■ GIVEN PROBLEM ■
Repeat the data that follows, word for word, without the images.

■ RECORD EXTRACTS ■
################
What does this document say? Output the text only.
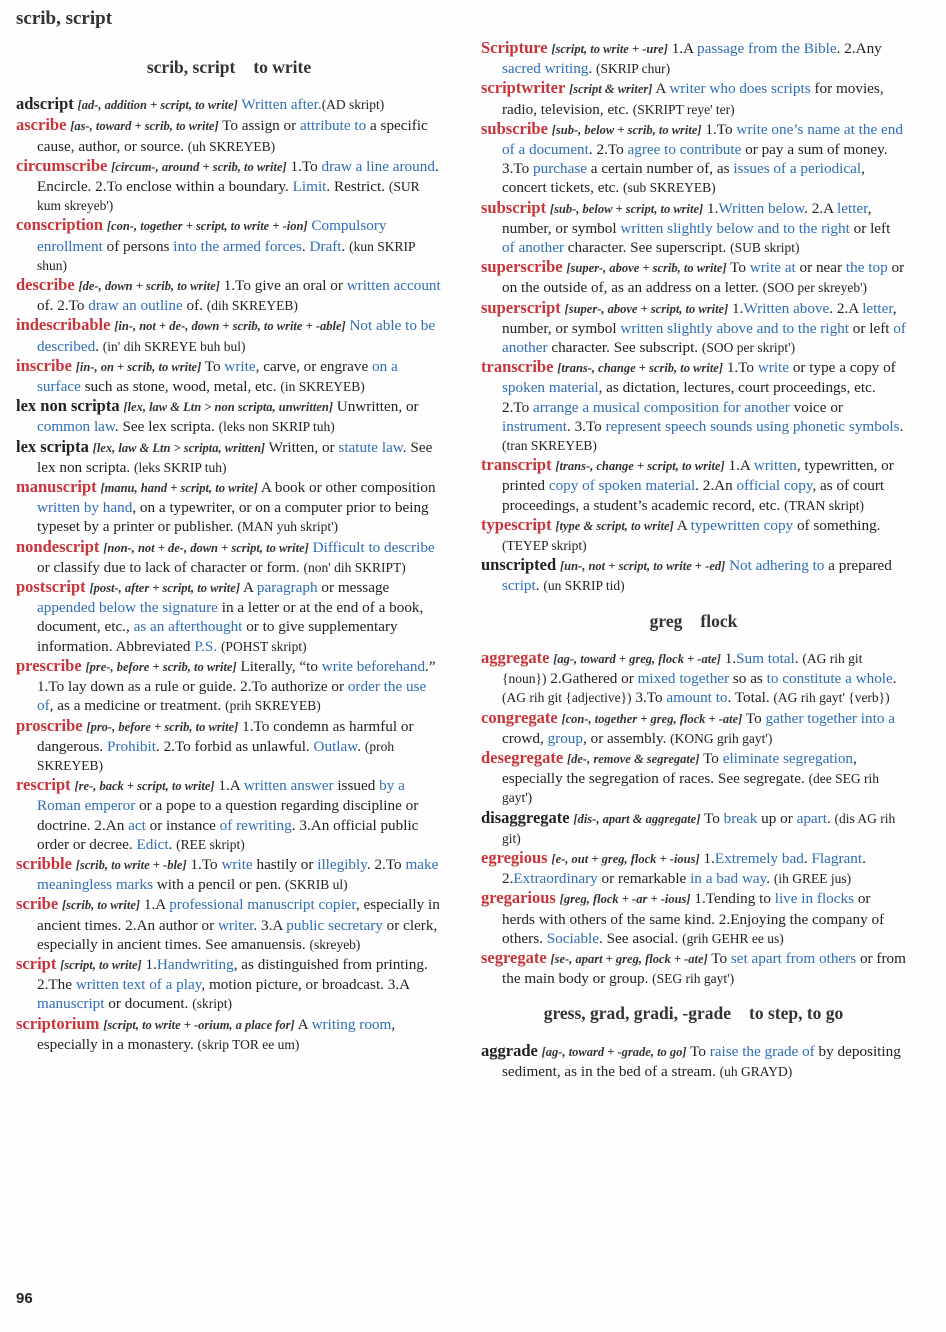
scrib, script
scrib, script to write

adscript [ad-, addition + script, to write] Written after.(AD skript)

ascribe [as-, toward + scrib, to write] To assign or attribute to a specific cause, author, or source. (uh SKREYEB)

circumscribe [circum-, around + scrib, to write] 1.To draw a line around. Encircle. 2.To enclose within a boundary. Limit. Restrict. (SUR kum skreyeb')

conscription [con-, together + script, to write + -ion] Compulsory enrollment of persons into the armed forces. Draft. (kun SKRIP shun)

describe [de-, down + scrib, to write] 1.To give an oral or written account of. 2.To draw an outline of. (dih SKREYEB)

indescribable [in-, not + de-, down + scrib, to write + -able] Not able to be described. (in' dih SKREYE buh bul)

inscribe [in-, on + scrib, to write] To write, carve, or engrave on a surface such as stone, wood, metal, etc. (in SKREYEB)

lex non scripta [lex, law & Ltn > non scripta, unwritten] Unwritten, or common law. See lex scripta. (leks non SKRIP tuh)

lex scripta [lex, law & Ltn > scripta, written] Written, or statute law. See lex non scripta. (leks SKRIP tuh)

manuscript [manu, hand + script, to write] A book or other composition written by hand, on a typewriter, or on a computer prior to being typeset by a printer or publisher. (MAN yuh skript')

nondescript [non-, not + de-, down + script, to write] Difficult to describe or classify due to lack of character or form. (non' dih SKRIPT)

postscript [post-, after + script, to write] A paragraph or message appended below the signature in a letter or at the end of a book, document, etc., as an afterthought or to give supplementary information. Abbreviated P.S. (POHST skript)

prescribe [pre-, before + scrib, to write] Literally, “to write beforehand.” 1.To lay down as a rule or guide. 2.To authorize or order the use of, as a medicine or treatment. (prih SKREYEB)

proscribe [pro-, before + scrib, to write] 1.To condemn as harmful or dangerous. Prohibit. 2.To forbid as unlawful. Outlaw. (proh SKREYEB)

rescript [re-, back + script, to write] 1.A written answer issued by a Roman emperor or a pope to a question regarding discipline or doctrine. 2.An act or instance of rewriting. 3.An official public order or decree. Edict. (REE skript)

scribble [scrib, to write + -ble] 1.To write hastily or illegibly. 2.To make meaningless marks with a pencil or pen. (SKRIB ul)

scribe [scrib, to write] 1.A professional manuscript copier, especially in ancient times. 2.An author or writer. 3.A public secretary or clerk, especially in ancient times. See amanuensis. (skreyeb)

script [script, to write] 1.Handwriting, as distinguished from printing. 2.The written text of a play, motion picture, or broadcast. 3.A manuscript or document. (skript)

scriptorium [script, to write + -orium, a place for] A writing room, especially in a monastery. (skrip TOR ee um)

Scripture [script, to write + -ure] 1.A passage from the Bible. 2.Any sacred writing. (SKRIP chur)

scriptwriter [script & writer] A writer who does scripts for movies, radio, television, etc. (SKRIPT reye' ter)

subscribe [sub-, below + scrib, to write] 1.To write one’s name at the end of a document. 2.To agree to contribute or pay a sum of money. 3.To purchase a certain number of, as issues of a periodical, concert tickets, etc. (sub SKREYEB)

subscript [sub-, below + script, to write] 1.Written below. 2.A letter, number, or symbol written slightly below and to the right or left of another character. See superscript. (SUB skript)

superscribe [super-, above + scrib, to write] To write at or near the top or on the outside of, as an address on a letter. (SOO per skreyeb')

superscript [super-, above + script, to write] 1.Written above. 2.A letter, number, or symbol written slightly above and to the right or left of another character. See subscript. (SOO per skript')

transcribe [trans-, change + scrib, to write] 1.To write or type a copy of spoken material, as dictation, lectures, court proceedings, etc. 2.To arrange a musical composition for another voice or instrument. 3.To represent speech sounds using phonetic symbols. (tran SKREYEB)

transcript [trans-, change + script, to write] 1.A written, typewritten, or printed copy of spoken material. 2.An official copy, as of court proceedings, a student’s academic record, etc. (TRAN skript)

typescript [type & script, to write] A typewritten copy of something. (TEYEP skript)

unscripted [un-, not + script, to write + -ed] Not adhering to a prepared script. (un SKRIP tid)

greg flock

aggregate [ag-, toward + greg, flock + -ate] 1.Sum total. (AG rih git {noun}) 2.Gathered or mixed together so as to constitute a whole. (AG rih git {adjective}) 3.To amount to. Total. (AG rih gayt' {verb})

congregate [con-, together + greg, flock + -ate] To gather together into a crowd, group, or assembly. (KONG grih gayt')

desegregate [de-, remove & segregate] To eliminate segregation, especially the segregation of races. See segregate. (dee SEG rih gayt')

disaggregate [dis-, apart & aggregate] To break up or apart. (dis AG rih git)

egregious [e-, out + greg, flock + -ious] 1.Extremely bad. Flagrant. 2.Extraordinary or remarkable in a bad way. (ih GREE jus)

gregarious [greg, flock + -ar + -ious] 1.Tending to live in flocks or herds with others of the same kind. 2.Enjoying the company of others. Sociable. See asocial. (grih GEHR ee us)

segregate [se-, apart + greg, flock + -ate] To set apart from others or from the main body or group. (SEG rih gayt')

gress, grad, gradi, -grade to step, to go

aggrade [ag-, toward + -grade, to go] To raise the grade of by depositing sediment, as in the bed of a stream. (uh GRAYD)

96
################
■ THE COMPLETED TASK ■
What does this document say? Output the text only.
scrib, script
scrib, script to write

adscript [ad-, addition + script, to write] Written after.(AD skript)

ascribe [as-, toward + scrib, to write] To assign or attribute to a specific cause, author, or source. (uh SKREYEB)

circumscribe [circum-, around + scrib, to write] 1.To draw a line around. Encircle. 2.To enclose within a boundary. Limit. Restrict. (SUR kum skreyeb')

conscription [con-, together + script, to write + -ion] Compulsory enrollment of persons into the armed forces. Draft. (kun SKRIP shun)

describe [de-, down + scrib, to write] 1.To give an oral or written account of. 2.To draw an outline of. (dih SKREYEB)

indescribable [in-, not + de-, down + scrib, to write + -able] Not able to be described. (in' dih SKREYE buh bul)

inscribe [in-, on + scrib, to write] To write, carve, or engrave on a surface such as stone, wood, metal, etc. (in SKREYEB)

lex non scripta [lex, law & Ltn > non scripta, unwritten] Unwritten, or common law. See lex scripta. (leks non SKRIP tuh)

lex scripta [lex, law & Ltn > scripta, written] Written, or statute law. See lex non scripta. (leks SKRIP tuh)

manuscript [manu, hand + script, to write] A book or other composition written by hand, on a typewriter, or on a computer prior to being typeset by a printer or publisher. (MAN yuh skript')

nondescript [non-, not + de-, down + script, to write] Difficult to describe or classify due to lack of character or form. (non' dih SKRIPT)

postscript [post-, after + script, to write] A paragraph or message appended below the signature in a letter or at the end of a book, document, etc., as an afterthought or to give supplementary information. Abbreviated P.S. (POHST skript)

prescribe [pre-, before + scrib, to write] Literally, “to write beforehand.” 1.To lay down as a rule or guide. 2.To authorize or order the use of, as a medicine or treatment. (prih SKREYEB)

proscribe [pro-, before + scrib, to write] 1.To condemn as harmful or dangerous. Prohibit. 2.To forbid as unlawful. Outlaw. (proh SKREYEB)

rescript [re-, back + script, to write] 1.A written answer issued by a Roman emperor or a pope to a question regarding discipline or doctrine. 2.An act or instance of rewriting. 3.An official public order or decree. Edict. (REE skript)

scribble [scrib, to write + -ble] 1.To write hastily or illegibly. 2.To make meaningless marks with a pencil or pen. (SKRIB ul)

scribe [scrib, to write] 1.A professional manuscript copier, especially in ancient times. 2.An author or writer. 3.A public secretary or clerk, especially in ancient times. See amanuensis. (skreyeb)

script [script, to write] 1.Handwriting, as distinguished from printing. 2.The written text of a play, motion picture, or broadcast. 3.A manuscript or document. (skript)

scriptorium [script, to write + -orium, a place for] A writing room, especially in a monastery. (skrip TOR ee um)

Scripture [script, to write + -ure] 1.A passage from the Bible. 2.Any sacred writing. (SKRIP chur)

scriptwriter [script & writer] A writer who does scripts for movies, radio, television, etc. (SKRIPT reye' ter)

subscribe [sub-, below + scrib, to write] 1.To write one’s name at the end of a document. 2.To agree to contribute or pay a sum of money. 3.To purchase a certain number of, as issues of a periodical, concert tickets, etc. (sub SKREYEB)

subscript [sub-, below + script, to write] 1.Written below. 2.A letter, number, or symbol written slightly below and to the right or left of another character. See superscript. (SUB skript)

superscribe [super-, above + scrib, to write] To write at or near the top or on the outside of, as an address on a letter. (SOO per skreyeb')

superscript [super-, above + script, to write] 1.Written above. 2.A letter, number, or symbol written slightly above and to the right or left of another character. See subscript. (SOO per skript')

transcribe [trans-, change + scrib, to write] 1.To write or type a copy of spoken material, as dictation, lectures, court proceedings, etc. 2.To arrange a musical composition for another voice or instrument. 3.To represent speech sounds using phonetic symbols. (tran SKREYEB)

transcript [trans-, change + script, to write] 1.A written, typewritten, or printed copy of spoken material. 2.An official copy, as of court proceedings, a student’s academic record, etc. (TRAN skript)

typescript [type & script, to write] A typewritten copy of something. (TEYEP skript)

unscripted [un-, not + script, to write + -ed] Not adhering to a prepared script. (un SKRIP tid)

greg flock

aggregate [ag-, toward + greg, flock + -ate] 1.Sum total. (AG rih git {noun}) 2.Gathered or mixed together so as to constitute a whole. (AG rih git {adjective}) 3.To amount to. Total. (AG rih gayt' {verb})

congregate [con-, together + greg, flock + -ate] To gather together into a crowd, group, or assembly. (KONG grih gayt')

desegregate [de-, remove & segregate] To eliminate segregation, especially the segregation of races. See segregate. (dee SEG rih gayt')

disaggregate [dis-, apart & aggregate] To break up or apart. (dis AG rih git)

egregious [e-, out + greg, flock + -ious] 1.Extremely bad. Flagrant. 2.Extraordinary or remarkable in a bad way. (ih GREE jus)

gregarious [greg, flock + -ar + -ious] 1.Tending to live in flocks or herds with others of the same kind. 2.Enjoying the company of others. Sociable. See asocial. (grih GEHR ee us)

segregate [se-, apart + greg, flock + -ate] To set apart from others or from the main body or group. (SEG rih gayt')

gress, grad, gradi, -grade to step, to go

aggrade [ag-, toward + -grade, to go] To raise the grade of by depositing sediment, as in the bed of a stream. (uh GRAYD)

96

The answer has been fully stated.